Supplied records:
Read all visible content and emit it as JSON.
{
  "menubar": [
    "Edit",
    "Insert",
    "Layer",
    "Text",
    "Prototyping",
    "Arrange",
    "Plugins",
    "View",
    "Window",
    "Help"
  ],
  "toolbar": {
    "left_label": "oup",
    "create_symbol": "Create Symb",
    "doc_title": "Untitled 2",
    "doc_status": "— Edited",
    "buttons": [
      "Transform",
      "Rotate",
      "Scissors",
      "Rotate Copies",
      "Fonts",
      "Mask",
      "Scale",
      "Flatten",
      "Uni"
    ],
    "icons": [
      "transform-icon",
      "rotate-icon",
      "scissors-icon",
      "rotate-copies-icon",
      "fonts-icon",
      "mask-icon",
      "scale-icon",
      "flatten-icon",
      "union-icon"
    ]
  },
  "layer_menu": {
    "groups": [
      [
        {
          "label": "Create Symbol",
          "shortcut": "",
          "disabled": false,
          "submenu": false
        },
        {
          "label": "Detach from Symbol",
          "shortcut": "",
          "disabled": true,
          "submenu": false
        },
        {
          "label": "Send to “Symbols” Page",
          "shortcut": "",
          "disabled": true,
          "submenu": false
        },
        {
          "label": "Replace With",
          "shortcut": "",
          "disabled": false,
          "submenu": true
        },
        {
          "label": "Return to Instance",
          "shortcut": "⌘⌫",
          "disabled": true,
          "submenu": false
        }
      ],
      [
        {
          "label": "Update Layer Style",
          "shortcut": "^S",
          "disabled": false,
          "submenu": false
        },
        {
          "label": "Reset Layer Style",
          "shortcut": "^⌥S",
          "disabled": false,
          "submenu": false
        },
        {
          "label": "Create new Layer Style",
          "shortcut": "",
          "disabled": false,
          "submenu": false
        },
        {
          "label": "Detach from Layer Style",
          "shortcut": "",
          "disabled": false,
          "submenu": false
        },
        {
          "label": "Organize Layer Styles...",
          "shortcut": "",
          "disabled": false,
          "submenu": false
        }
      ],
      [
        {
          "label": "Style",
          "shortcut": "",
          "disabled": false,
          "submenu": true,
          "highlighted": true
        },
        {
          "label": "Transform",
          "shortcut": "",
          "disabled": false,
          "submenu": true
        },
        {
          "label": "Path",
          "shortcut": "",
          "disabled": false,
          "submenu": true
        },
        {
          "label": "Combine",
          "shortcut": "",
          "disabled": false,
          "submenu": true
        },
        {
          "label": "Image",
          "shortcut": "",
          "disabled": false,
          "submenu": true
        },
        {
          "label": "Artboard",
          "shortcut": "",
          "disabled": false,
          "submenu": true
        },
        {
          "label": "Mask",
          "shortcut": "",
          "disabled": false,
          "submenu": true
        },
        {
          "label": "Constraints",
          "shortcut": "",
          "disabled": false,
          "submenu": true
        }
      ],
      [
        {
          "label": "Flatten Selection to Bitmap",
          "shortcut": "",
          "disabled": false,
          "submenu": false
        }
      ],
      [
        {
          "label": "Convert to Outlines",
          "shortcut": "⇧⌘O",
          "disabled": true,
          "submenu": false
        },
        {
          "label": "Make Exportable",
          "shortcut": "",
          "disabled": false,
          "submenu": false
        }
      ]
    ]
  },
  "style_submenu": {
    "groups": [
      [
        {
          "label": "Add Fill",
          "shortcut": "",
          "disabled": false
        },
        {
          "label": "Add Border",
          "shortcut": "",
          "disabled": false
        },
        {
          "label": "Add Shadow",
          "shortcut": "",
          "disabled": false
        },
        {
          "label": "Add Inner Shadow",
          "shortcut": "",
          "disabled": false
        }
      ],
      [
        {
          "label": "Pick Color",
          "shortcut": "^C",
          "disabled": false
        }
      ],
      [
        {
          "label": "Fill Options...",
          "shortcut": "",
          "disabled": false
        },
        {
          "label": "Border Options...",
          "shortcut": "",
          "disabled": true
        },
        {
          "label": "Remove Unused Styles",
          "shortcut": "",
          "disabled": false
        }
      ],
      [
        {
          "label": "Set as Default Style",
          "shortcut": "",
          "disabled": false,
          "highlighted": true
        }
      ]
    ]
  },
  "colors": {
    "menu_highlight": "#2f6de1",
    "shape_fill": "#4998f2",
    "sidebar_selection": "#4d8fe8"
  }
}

What the task requires:
Go through the material and select each line with the string "from" in it.

Solved exercise:
          "label": "Detach from Symbol",
          "label": "Detach from Layer Style",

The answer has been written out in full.